**Requirement:**
Gather all lines in the records below that include the word "شامل".

Dataset entries
============

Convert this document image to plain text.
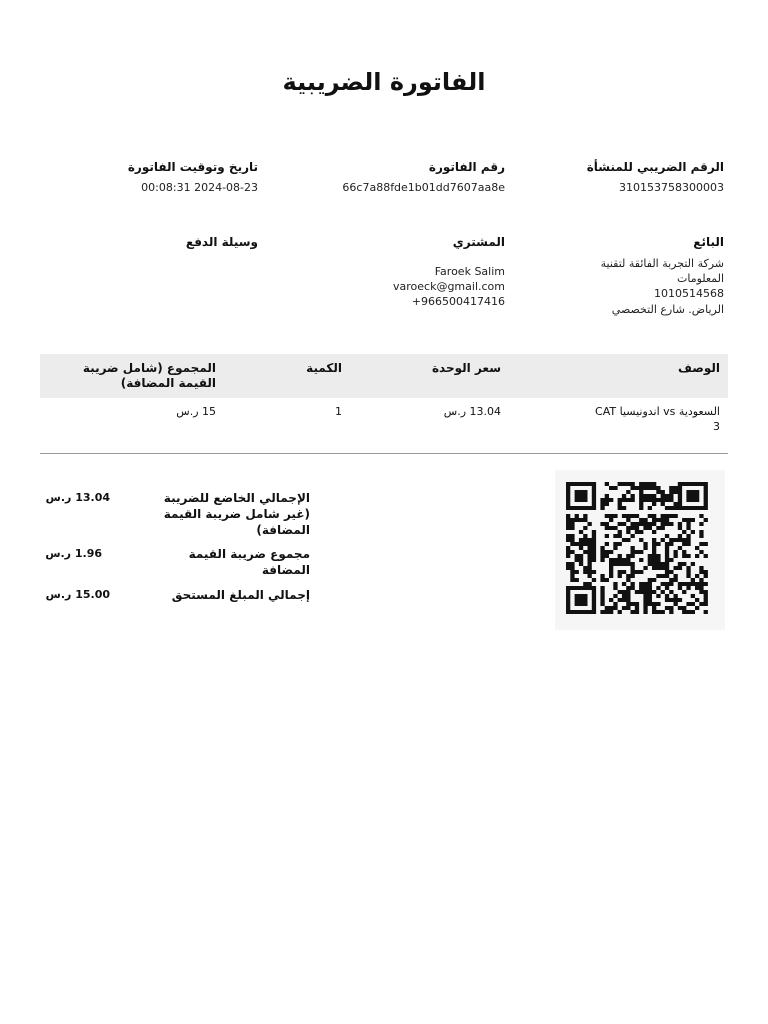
الفاتورة الضريبية
الرقم الضريبي للمنشأة
310153758300003
رقم الفاتورة
66c7a88fde1b01dd7607aa8e
تاريخ وتوقيت الفاتورة
00:08:31 2024-08-23
البائع
شركة التجربة الفائقة لتقنية المعلومات
1010514568
الرياض. شارع التخصصي
المشتري
Faroek Salim
varoeck@gmail.com
+966500417416
وسيلة الدفع
الوصف
سعر الوحدة
الكمية
المجموع (شامل ضريبة القيمة المضافة)
السعودية vs اندونيسيا CAT 3
13.04 ر.س
1
15 ر.س
الإجمالي الخاضع للضريبة (غير شامل ضريبة القيمة المضافة)
13.04 ر.س
مجموع ضريبة القيمة المضافة
1.96 ر.س
إجمالي المبلغ المستحق
15.00 ر.س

============

**Full solution:**
المجموع (شامل ضريبة القيمة المضافة)
الإجمالي الخاضع للضريبة (غير شامل ضريبة القيمة المضافة)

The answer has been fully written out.